___ Records shown

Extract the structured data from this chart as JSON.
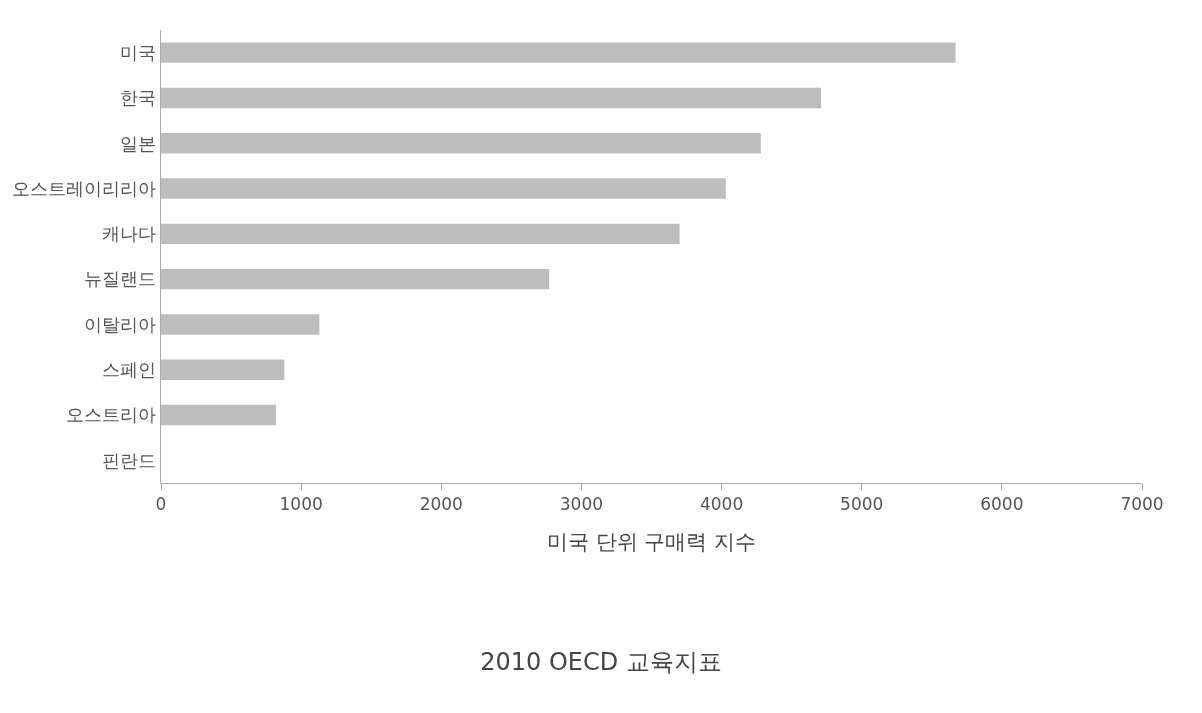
{
  "chart_data": {
    "type": "bar",
    "orientation": "horizontal",
    "title": "2010 OECD 교육지표",
    "xlabel": "미국 단위 구매력 지수",
    "categories": [
      "미국",
      "한국",
      "일본",
      "오스트레이리리아",
      "캐나다",
      "뉴질랜드",
      "이탈리아",
      "스페인",
      "오스트리아",
      "핀란드"
    ],
    "values": [
      5670,
      4710,
      4280,
      4030,
      3700,
      2770,
      1130,
      880,
      820,
      0
    ],
    "color": "#bdbdbd",
    "xlim": [
      0,
      7000
    ],
    "xticks": [
      0,
      1000,
      2000,
      3000,
      4000,
      5000,
      6000,
      7000
    ]
  }
}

______

▸ Exercise requirements
Exclude all images and restate the records above word for word.

▸ Solution to the exercise
Extract the structured data from this chart as JSON.
{
  "chart_data": {
    "type": "bar",
    "orientation": "horizontal",
    "title": "2010 OECD 교육지표",
    "xlabel": "미국 단위 구매력 지수",
    "categories": [
      "미국",
      "한국",
      "일본",
      "오스트레이리리아",
      "캐나다",
      "뉴질랜드",
      "이탈리아",
      "스페인",
      "오스트리아",
      "핀란드"
    ],
    "values": [
      5670,
      4710,
      4280,
      4030,
      3700,
      2770,
      1130,
      880,
      820,
      0
    ],
    "color": "#bdbdbd",
    "xlim": [
      0,
      7000
    ],
    "xticks": [
      0,
      1000,
      2000,
      3000,
      4000,
      5000,
      6000,
      7000
    ]
  }
}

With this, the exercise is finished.